Data extracted from a collection:

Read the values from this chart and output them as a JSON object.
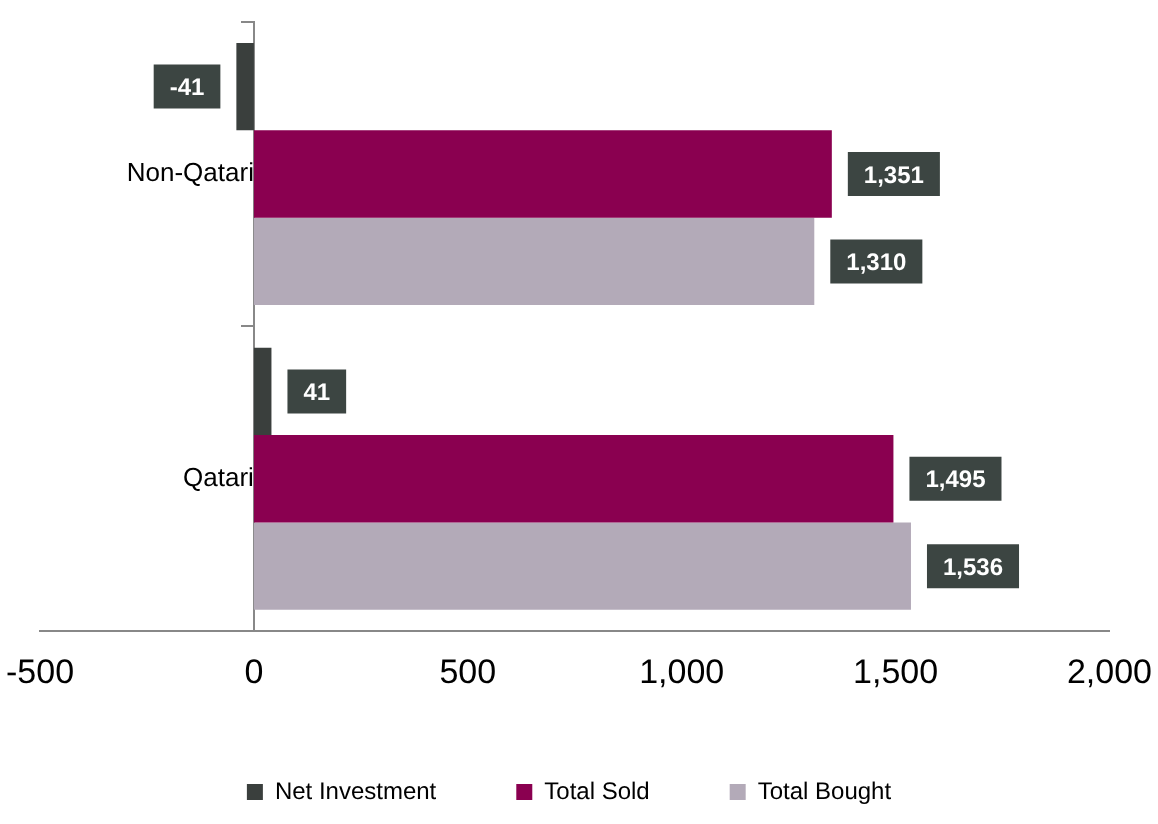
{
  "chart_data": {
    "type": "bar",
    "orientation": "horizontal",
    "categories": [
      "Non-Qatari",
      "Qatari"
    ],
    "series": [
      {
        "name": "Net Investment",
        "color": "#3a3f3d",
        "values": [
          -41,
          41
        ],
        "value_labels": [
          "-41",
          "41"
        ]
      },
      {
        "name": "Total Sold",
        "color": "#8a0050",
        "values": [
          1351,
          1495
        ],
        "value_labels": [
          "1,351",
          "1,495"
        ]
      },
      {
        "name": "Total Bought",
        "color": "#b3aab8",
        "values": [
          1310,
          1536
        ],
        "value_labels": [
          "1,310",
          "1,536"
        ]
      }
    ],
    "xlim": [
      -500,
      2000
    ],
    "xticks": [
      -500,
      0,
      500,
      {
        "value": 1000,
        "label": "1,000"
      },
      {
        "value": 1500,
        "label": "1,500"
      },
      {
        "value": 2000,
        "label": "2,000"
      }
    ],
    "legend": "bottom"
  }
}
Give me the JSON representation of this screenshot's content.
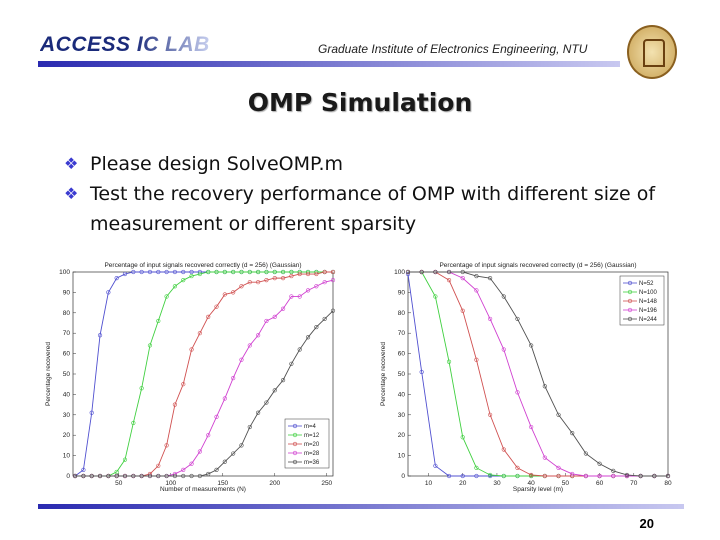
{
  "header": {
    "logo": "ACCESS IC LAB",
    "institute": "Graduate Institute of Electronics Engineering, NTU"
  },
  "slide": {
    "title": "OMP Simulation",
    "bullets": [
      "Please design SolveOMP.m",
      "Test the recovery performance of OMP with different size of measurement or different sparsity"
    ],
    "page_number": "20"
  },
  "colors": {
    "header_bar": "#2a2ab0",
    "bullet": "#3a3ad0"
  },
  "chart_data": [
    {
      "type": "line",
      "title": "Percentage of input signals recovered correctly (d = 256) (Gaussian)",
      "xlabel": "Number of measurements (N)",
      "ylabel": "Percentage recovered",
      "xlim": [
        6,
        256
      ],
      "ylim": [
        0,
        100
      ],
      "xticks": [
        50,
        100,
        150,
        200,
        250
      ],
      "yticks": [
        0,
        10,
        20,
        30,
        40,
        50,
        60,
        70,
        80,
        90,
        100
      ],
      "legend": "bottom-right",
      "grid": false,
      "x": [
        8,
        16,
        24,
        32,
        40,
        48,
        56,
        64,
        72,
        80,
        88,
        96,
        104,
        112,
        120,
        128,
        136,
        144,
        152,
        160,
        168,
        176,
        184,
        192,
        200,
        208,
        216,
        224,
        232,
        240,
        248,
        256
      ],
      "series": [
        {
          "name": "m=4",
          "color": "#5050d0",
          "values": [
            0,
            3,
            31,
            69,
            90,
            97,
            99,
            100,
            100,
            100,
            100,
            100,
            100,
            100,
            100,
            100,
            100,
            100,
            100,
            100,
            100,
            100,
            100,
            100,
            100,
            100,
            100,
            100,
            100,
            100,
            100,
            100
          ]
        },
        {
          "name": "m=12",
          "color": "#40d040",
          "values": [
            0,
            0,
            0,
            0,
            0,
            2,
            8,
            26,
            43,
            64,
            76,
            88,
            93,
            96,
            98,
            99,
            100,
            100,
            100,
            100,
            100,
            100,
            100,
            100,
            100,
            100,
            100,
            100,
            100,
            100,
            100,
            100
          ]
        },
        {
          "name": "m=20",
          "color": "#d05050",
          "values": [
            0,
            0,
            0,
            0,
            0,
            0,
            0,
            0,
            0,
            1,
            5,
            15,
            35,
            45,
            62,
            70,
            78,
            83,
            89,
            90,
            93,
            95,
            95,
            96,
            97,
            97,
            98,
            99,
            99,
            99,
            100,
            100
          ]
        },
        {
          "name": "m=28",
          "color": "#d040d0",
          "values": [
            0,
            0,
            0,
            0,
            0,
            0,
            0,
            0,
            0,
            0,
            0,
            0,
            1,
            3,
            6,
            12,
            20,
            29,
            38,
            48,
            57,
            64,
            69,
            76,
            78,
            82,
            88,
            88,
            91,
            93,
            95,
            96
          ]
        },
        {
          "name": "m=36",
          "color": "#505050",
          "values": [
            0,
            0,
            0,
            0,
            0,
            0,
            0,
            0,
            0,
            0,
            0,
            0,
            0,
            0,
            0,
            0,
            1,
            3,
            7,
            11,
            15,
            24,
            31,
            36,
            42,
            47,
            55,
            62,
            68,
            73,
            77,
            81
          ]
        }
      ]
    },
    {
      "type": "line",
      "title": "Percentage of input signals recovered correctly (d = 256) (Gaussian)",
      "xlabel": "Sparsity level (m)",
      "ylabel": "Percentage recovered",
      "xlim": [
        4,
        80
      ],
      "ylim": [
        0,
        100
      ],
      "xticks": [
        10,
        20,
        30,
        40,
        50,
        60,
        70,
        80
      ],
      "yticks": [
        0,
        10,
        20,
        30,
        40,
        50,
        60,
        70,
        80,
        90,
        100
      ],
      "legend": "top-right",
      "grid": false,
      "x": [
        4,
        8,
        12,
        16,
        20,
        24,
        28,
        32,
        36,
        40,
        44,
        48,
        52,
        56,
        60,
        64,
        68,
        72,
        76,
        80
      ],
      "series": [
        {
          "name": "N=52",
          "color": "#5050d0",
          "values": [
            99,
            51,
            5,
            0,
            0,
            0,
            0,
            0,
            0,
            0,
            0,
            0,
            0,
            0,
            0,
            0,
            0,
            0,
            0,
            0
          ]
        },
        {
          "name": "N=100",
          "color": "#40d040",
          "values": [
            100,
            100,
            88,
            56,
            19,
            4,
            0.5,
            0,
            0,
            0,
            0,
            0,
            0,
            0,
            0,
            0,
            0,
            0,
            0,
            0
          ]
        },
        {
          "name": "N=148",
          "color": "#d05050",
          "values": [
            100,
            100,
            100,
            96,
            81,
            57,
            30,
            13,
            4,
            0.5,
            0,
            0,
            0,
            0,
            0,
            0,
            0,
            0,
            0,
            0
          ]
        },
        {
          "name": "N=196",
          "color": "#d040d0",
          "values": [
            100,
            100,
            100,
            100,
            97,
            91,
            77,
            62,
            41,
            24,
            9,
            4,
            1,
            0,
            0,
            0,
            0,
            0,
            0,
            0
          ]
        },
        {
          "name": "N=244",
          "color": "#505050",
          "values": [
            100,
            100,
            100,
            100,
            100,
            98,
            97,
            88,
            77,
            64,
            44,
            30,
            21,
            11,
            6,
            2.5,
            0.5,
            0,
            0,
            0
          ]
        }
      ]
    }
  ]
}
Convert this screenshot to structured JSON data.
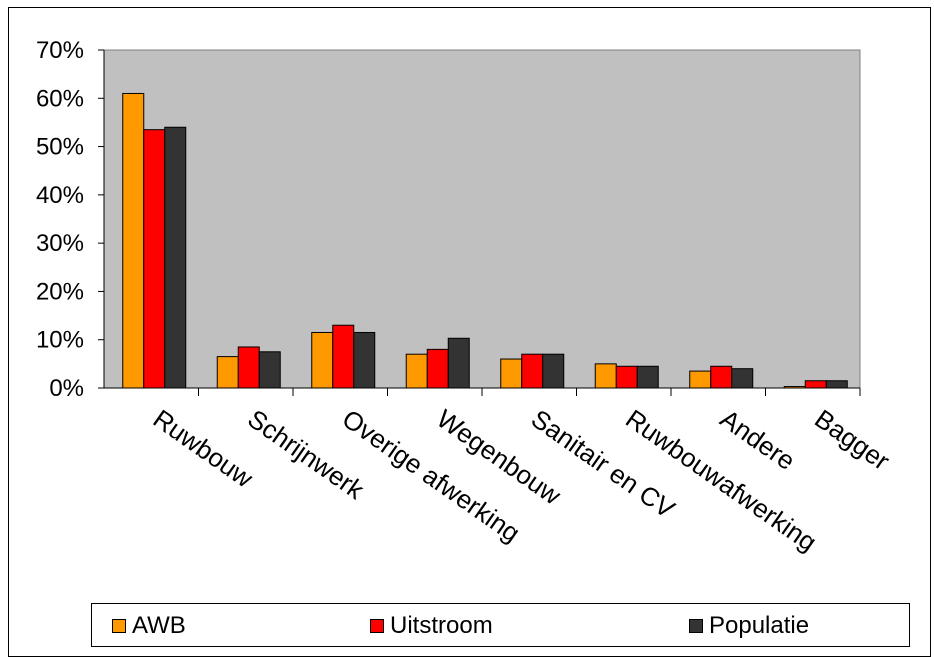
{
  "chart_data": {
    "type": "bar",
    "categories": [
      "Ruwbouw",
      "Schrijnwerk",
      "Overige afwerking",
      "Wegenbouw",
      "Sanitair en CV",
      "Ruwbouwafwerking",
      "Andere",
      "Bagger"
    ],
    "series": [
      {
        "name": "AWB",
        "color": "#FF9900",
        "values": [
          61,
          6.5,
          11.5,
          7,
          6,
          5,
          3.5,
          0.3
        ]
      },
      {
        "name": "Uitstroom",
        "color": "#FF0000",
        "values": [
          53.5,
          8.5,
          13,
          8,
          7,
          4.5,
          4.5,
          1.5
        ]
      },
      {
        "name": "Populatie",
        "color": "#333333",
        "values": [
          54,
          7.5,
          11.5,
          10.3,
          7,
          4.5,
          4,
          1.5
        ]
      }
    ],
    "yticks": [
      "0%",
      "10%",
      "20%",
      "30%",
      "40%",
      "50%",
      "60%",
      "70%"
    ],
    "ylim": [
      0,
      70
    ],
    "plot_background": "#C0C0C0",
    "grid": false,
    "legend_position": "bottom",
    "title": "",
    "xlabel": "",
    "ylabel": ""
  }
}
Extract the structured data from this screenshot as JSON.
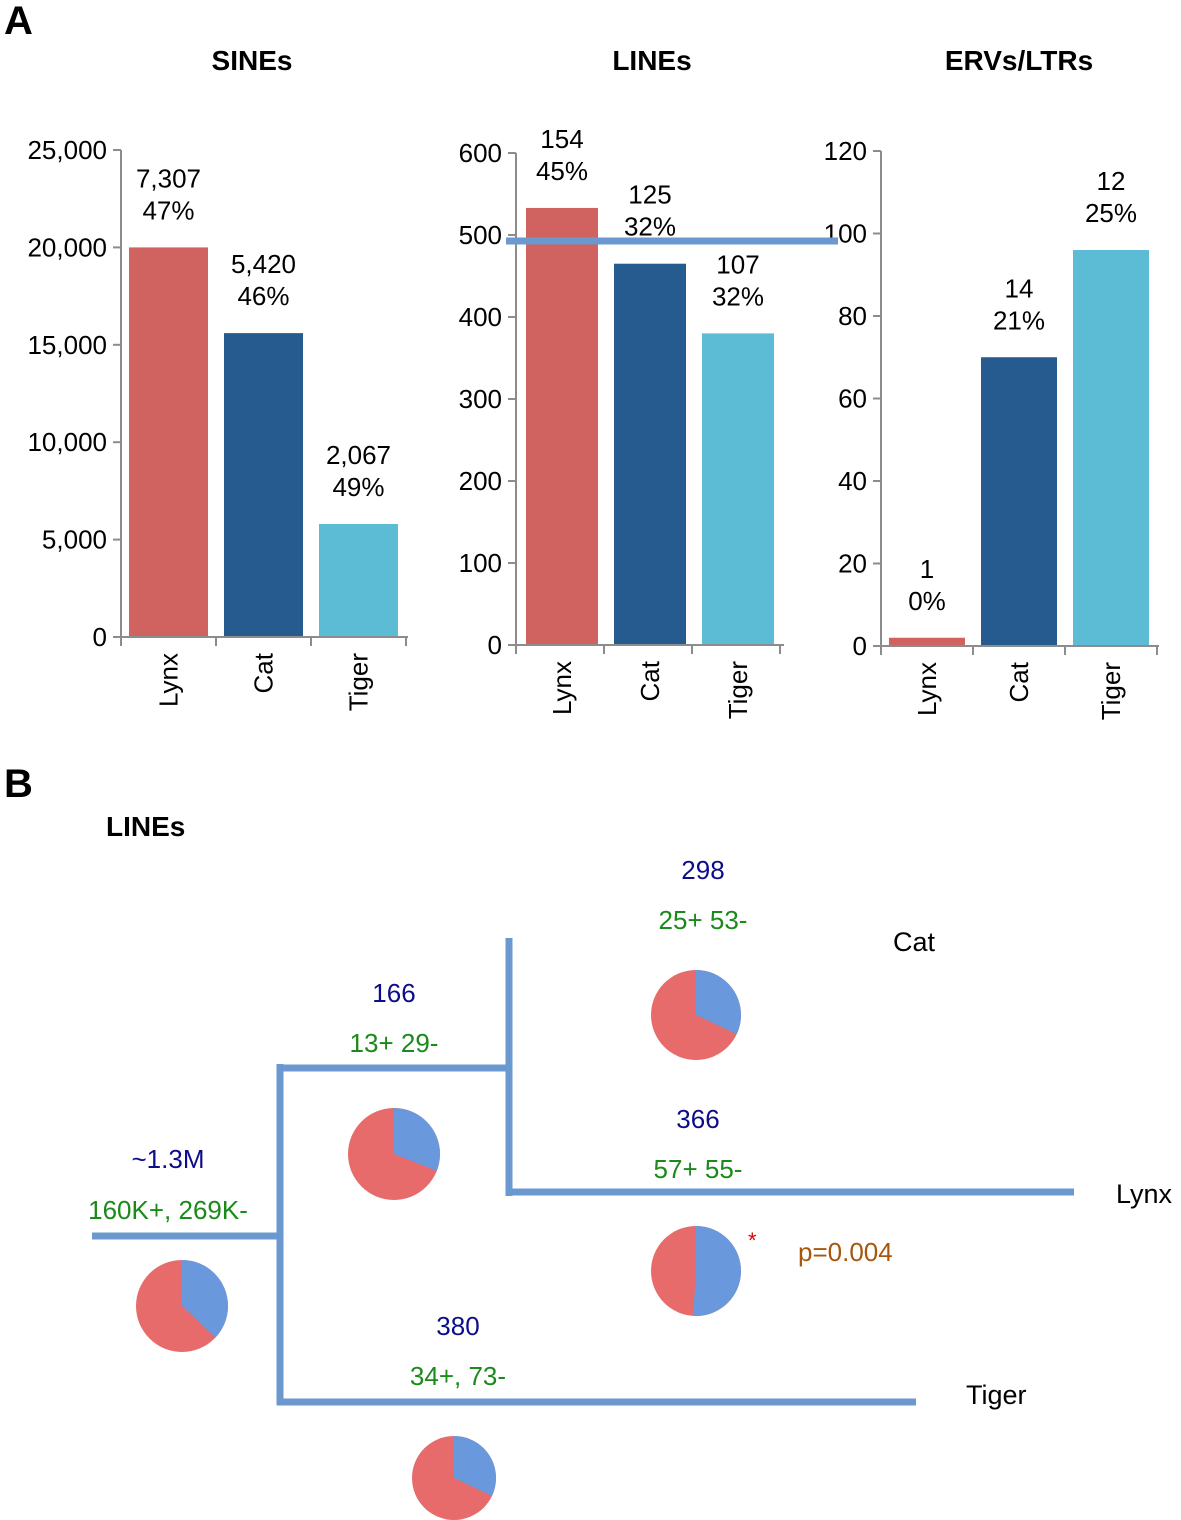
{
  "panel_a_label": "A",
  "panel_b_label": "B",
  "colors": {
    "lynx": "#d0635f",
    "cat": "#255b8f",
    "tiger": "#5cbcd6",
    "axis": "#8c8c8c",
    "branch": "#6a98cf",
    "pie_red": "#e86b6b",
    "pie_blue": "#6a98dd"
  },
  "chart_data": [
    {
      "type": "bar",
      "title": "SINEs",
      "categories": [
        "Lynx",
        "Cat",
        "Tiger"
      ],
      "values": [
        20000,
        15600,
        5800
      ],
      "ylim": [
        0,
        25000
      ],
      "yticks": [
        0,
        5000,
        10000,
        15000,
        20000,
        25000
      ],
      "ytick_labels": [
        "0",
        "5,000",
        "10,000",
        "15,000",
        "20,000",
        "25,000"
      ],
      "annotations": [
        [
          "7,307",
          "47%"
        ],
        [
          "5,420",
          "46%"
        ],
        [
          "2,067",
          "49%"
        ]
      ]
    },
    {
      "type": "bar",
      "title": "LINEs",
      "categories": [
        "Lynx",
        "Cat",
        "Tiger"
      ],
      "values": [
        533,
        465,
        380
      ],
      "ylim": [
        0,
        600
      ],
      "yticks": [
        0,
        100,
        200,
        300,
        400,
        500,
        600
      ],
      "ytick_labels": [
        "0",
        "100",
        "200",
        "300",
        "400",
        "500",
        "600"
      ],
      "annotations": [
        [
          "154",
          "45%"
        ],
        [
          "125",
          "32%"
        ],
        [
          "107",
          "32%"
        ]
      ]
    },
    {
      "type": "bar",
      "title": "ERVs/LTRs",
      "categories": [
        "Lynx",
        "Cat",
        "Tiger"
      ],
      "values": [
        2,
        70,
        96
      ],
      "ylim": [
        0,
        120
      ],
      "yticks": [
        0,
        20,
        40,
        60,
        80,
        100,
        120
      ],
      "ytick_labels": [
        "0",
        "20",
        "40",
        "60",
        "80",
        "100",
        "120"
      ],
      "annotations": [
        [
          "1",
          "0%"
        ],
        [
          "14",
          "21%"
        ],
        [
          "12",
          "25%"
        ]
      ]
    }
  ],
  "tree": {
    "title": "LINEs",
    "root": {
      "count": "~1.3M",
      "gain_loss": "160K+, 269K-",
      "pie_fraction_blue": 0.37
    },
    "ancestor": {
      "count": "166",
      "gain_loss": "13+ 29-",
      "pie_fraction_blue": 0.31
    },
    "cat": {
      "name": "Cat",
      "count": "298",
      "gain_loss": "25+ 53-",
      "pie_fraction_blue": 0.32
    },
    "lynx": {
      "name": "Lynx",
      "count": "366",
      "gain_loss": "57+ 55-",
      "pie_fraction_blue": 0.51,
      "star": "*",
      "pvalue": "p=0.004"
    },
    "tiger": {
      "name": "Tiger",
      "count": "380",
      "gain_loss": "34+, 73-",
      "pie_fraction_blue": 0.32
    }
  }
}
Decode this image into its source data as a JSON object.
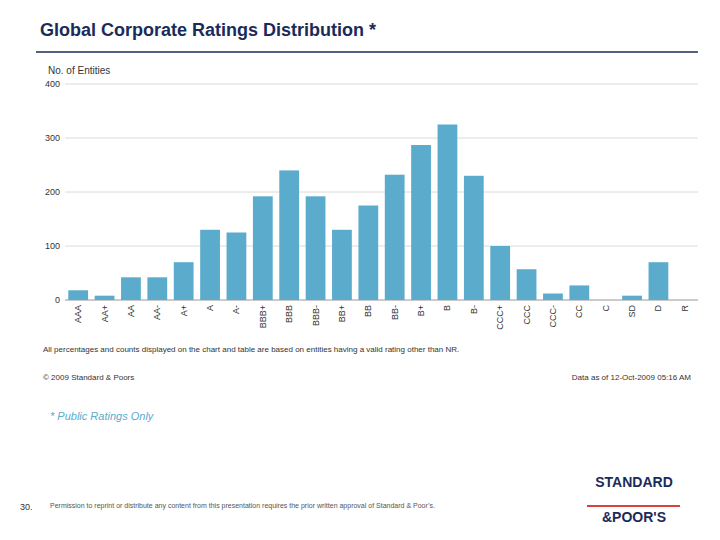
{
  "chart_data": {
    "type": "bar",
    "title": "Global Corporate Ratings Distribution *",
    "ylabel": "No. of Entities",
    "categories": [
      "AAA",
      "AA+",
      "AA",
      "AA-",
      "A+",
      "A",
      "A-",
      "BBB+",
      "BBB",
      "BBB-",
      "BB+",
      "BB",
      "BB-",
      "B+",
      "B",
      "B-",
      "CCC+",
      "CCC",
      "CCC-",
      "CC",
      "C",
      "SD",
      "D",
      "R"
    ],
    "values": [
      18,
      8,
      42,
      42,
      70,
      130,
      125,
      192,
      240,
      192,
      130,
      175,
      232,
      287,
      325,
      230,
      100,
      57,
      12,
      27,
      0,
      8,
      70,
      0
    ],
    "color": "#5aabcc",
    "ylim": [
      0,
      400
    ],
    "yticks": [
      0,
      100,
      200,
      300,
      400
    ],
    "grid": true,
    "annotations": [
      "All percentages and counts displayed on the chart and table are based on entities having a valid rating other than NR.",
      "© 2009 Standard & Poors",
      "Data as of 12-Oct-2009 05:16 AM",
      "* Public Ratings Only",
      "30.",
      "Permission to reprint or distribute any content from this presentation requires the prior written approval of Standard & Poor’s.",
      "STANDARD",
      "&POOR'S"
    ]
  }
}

▶ OBJECTIVE
Search the entries for the word "grid", then gather every line that has it.

▶ PROBLEM SOLUTION
      "grid": false,
      "grid": false,
    "grid": false,
    "grid": true,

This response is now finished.